Give all the lines below again, exactly, with no pictures.
═══ SUPPLIED DATA
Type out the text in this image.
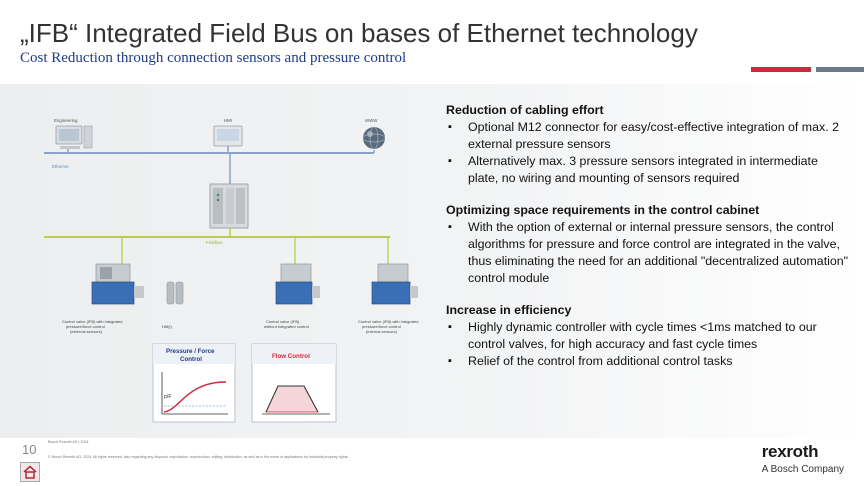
„IFB“ Integrated Field Bus on bases of Ethernet technology
Cost Reduction through connection sensors and pressure control
Engineering	HMI	WWW
Ethernet
Fieldbus
Control valve (IFB) with integrated pressure/force control (external sensors)
HM(i)
Control valve (IFB) without integrated control
Control valve (IFB) with integrated pressure/force control (internal sensors)
Pressure / Force Control
p/F
Flow Control
Reduction of cabling effort
▪ Optional M12 connector for easy/cost-effective integration of max. 2 external pressure sensors
▪ Alternatively max. 3 pressure sensors integrated in intermediate plate, no wiring and mounting of sensors required
Optimizing space requirements in the control cabinet
▪ With the option of external or internal pressure sensors, the control algorithms for pressure and force control are integrated in the valve, thus eliminating the need for an additional "decentralized automation" control module
Increase in efficiency
▪ Highly dynamic controller with cycle times <1ms matched to our control valves, for high accuracy and fast cycle times
▪ Relief of the control from additional control tasks
10	Bosch Rexroth AG | 2024
© Bosch Rexroth AG, 2024. All rights reserved, also regarding any disposal, exploitation, reproduction, editing, distribution, as well as in the event of applications for industrial property rights.	rexroth
A Bosch Company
══════
# [TASK OUTPUT]
Type out the text in this image.
„IFB“ Integrated Field Bus on bases of Ethernet technology
Cost Reduction through connection sensors and pressure control
Engineering	HMI	WWW
Ethernet
Fieldbus
Control valve (IFB) with integrated pressure/force control (external sensors)
HM(i)
Control valve (IFB) without integrated control
Control valve (IFB) with integrated pressure/force control (internal sensors)
Pressure / Force Control
p/F
Flow Control
Reduction of cabling effort
▪ Optional M12 connector for easy/cost-effective integration of max. 2 external pressure sensors
▪ Alternatively max. 3 pressure sensors integrated in intermediate plate, no wiring and mounting of sensors required
Optimizing space requirements in the control cabinet
▪ With the option of external or internal pressure sensors, the control algorithms for pressure and force control are integrated in the valve, thus eliminating the need for an additional "decentralized automation" control module
Increase in efficiency
▪ Highly dynamic controller with cycle times <1ms matched to our control valves, for high accuracy and fast cycle times
▪ Relief of the control from additional control tasks
10	Bosch Rexroth AG | 2024
© Bosch Rexroth AG, 2024. All rights reserved, also regarding any disposal, exploitation, reproduction, editing, distribution, as well as in the event of applications for industrial property rights.	rexroth
A Bosch Company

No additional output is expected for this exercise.